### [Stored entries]
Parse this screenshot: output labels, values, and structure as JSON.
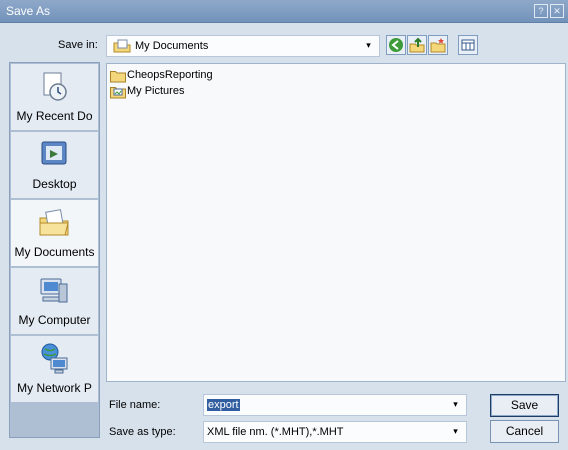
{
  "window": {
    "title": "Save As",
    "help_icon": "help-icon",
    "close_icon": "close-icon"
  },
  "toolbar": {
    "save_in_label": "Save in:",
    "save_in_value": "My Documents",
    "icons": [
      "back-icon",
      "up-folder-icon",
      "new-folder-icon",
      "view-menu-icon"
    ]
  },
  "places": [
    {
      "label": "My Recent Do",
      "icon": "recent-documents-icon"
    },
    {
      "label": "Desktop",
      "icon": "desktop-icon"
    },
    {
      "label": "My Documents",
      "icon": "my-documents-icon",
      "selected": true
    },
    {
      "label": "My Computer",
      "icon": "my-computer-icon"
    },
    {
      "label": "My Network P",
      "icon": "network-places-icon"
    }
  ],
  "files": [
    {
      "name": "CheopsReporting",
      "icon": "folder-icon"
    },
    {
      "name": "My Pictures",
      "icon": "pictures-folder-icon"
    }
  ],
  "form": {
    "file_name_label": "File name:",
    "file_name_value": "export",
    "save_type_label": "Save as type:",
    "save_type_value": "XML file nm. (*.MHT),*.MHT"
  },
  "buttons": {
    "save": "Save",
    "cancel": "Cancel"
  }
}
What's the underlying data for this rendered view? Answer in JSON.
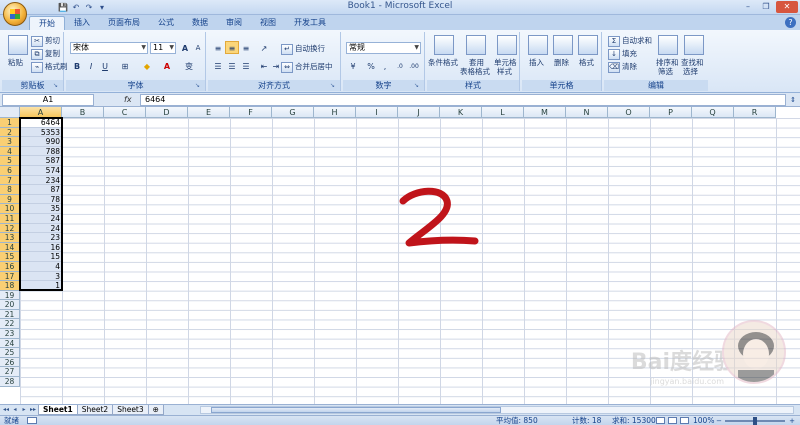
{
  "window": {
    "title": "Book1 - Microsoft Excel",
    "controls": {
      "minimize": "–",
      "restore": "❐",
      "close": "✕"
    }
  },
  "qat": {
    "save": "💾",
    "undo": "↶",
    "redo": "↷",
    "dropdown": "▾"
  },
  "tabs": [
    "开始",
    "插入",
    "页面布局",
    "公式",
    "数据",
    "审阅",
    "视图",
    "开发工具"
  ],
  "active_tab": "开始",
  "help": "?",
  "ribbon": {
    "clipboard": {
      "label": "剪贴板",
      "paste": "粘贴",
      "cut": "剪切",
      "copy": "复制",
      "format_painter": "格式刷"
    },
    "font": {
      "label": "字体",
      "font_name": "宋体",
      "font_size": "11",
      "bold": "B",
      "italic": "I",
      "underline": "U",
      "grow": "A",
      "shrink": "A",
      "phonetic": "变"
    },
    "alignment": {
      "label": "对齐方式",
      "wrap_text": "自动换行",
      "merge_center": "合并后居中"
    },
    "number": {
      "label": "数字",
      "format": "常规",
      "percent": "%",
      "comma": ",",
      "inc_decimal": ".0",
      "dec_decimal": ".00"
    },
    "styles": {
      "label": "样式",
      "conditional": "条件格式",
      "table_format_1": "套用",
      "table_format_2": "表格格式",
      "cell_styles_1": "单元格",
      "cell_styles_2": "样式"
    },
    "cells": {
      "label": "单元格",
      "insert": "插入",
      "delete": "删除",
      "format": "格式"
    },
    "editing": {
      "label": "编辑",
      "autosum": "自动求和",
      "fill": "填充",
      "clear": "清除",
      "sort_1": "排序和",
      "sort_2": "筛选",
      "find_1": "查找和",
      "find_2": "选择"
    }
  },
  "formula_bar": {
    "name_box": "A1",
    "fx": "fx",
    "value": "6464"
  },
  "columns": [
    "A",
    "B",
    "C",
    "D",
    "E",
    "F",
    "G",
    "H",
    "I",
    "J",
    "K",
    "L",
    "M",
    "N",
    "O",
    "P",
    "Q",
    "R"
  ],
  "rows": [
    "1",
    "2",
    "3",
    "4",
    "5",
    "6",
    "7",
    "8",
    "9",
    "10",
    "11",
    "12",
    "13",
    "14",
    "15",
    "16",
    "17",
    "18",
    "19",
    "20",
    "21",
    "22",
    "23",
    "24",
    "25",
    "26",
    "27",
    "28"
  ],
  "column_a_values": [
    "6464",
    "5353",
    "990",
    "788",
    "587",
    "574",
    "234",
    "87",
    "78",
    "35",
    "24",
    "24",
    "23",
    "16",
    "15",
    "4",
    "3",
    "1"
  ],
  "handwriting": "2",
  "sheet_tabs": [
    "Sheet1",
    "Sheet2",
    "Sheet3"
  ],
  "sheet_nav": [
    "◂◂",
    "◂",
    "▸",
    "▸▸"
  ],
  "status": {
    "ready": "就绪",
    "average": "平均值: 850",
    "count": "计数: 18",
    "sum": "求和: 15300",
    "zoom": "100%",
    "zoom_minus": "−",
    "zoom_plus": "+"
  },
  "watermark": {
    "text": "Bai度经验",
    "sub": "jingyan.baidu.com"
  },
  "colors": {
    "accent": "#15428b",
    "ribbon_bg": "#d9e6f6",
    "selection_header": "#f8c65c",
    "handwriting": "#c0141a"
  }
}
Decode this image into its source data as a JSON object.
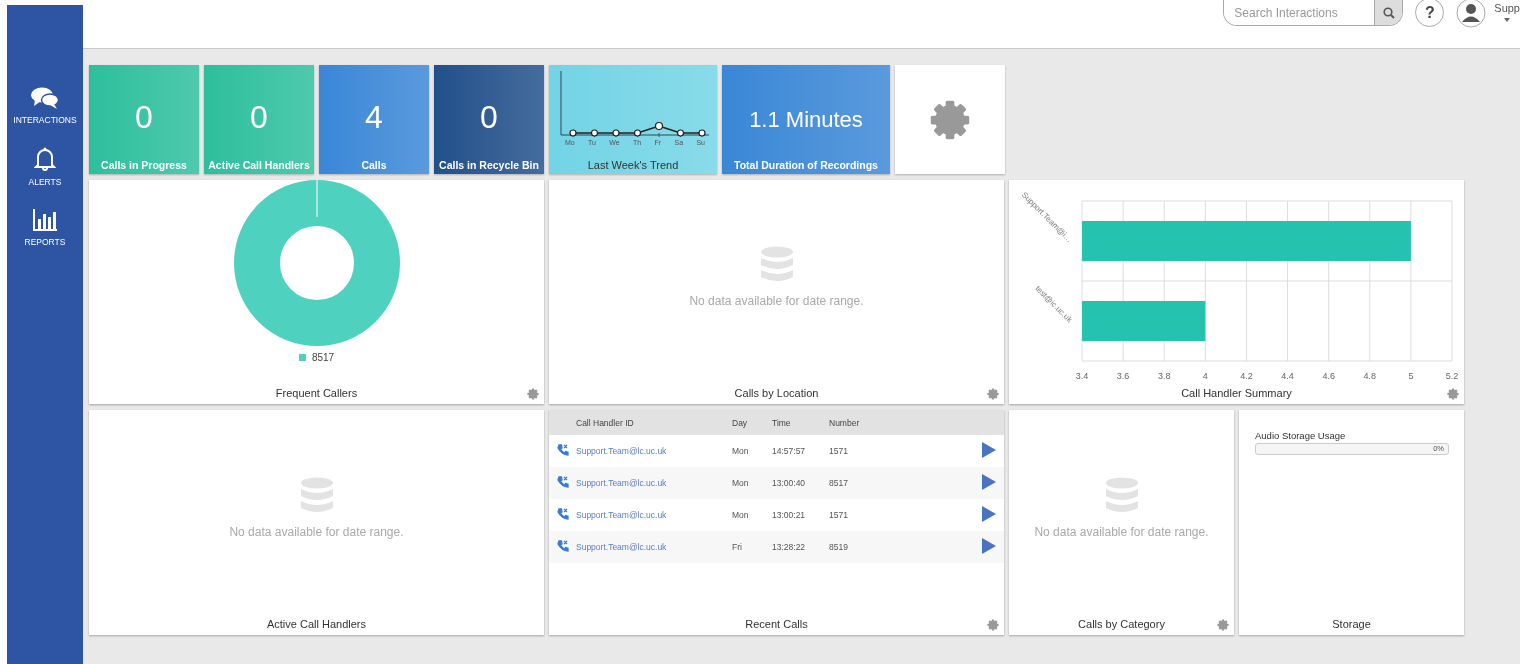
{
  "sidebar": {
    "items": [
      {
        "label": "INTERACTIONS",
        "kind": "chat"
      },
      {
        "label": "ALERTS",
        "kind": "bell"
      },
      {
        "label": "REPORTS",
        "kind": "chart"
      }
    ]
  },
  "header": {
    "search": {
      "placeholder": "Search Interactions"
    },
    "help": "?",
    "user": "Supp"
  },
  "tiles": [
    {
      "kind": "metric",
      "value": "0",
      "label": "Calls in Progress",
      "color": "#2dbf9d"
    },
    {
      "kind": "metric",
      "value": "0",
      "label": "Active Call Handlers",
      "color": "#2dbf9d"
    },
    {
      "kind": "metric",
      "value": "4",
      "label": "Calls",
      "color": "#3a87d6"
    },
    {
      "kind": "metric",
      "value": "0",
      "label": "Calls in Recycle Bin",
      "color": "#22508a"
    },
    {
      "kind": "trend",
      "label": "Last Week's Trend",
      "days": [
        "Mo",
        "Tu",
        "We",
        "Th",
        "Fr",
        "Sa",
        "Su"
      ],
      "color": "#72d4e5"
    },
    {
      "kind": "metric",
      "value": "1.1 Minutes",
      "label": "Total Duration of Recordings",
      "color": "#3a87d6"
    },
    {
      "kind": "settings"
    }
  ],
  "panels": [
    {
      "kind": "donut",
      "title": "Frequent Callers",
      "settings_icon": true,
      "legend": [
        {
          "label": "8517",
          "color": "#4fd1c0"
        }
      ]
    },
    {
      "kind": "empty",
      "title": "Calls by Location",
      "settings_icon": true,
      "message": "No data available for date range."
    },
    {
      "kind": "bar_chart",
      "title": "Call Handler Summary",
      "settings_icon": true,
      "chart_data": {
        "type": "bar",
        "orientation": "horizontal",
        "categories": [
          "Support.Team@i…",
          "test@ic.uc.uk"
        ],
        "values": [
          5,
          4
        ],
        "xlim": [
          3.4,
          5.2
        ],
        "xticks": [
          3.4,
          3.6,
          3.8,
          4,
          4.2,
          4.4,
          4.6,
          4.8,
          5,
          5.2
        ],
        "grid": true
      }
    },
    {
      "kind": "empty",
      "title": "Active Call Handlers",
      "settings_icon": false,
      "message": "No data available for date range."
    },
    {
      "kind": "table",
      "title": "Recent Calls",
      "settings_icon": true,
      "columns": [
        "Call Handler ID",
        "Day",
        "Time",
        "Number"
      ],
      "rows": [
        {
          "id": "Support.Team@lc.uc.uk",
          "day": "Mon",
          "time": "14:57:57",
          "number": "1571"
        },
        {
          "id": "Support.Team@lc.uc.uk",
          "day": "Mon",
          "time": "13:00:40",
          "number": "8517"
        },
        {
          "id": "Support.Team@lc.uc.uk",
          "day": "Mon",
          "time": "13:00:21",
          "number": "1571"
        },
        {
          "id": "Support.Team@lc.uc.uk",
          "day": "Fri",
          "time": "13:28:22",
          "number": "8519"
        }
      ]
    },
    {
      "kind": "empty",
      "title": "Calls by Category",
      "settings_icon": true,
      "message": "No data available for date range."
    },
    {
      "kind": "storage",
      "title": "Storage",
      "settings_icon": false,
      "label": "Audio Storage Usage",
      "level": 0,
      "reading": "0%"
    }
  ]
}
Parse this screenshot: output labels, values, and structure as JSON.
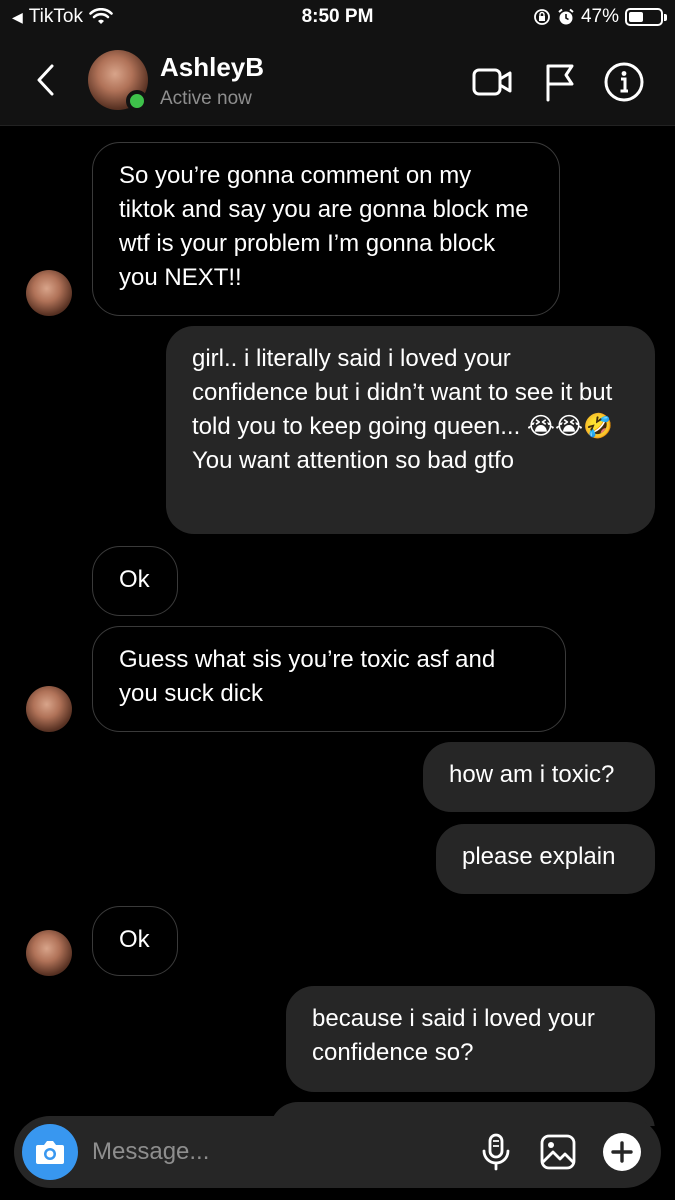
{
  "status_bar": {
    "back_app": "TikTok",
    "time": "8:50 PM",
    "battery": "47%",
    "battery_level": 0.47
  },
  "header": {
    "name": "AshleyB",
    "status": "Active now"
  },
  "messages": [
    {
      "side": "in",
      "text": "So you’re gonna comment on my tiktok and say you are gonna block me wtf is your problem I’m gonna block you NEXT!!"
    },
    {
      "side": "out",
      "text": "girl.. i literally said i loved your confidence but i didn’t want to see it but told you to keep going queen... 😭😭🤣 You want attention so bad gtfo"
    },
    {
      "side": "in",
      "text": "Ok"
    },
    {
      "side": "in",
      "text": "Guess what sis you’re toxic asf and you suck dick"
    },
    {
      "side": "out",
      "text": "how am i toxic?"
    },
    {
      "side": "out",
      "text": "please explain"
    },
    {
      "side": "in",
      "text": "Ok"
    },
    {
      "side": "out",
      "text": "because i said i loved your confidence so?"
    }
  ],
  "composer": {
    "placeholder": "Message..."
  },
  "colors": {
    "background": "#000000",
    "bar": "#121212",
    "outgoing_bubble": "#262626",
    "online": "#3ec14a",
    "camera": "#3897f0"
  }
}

### [Aim of the task]
Identify and copy lines that hold the string "loved".

### [Problem solution]
      "text": "girl.. i literally said i loved your confidence but i didn’t want to see it but told you to keep going queen... 😭😭🤣 You want attention so bad gtfo"
      "text": "because i said i loved your confidence so?"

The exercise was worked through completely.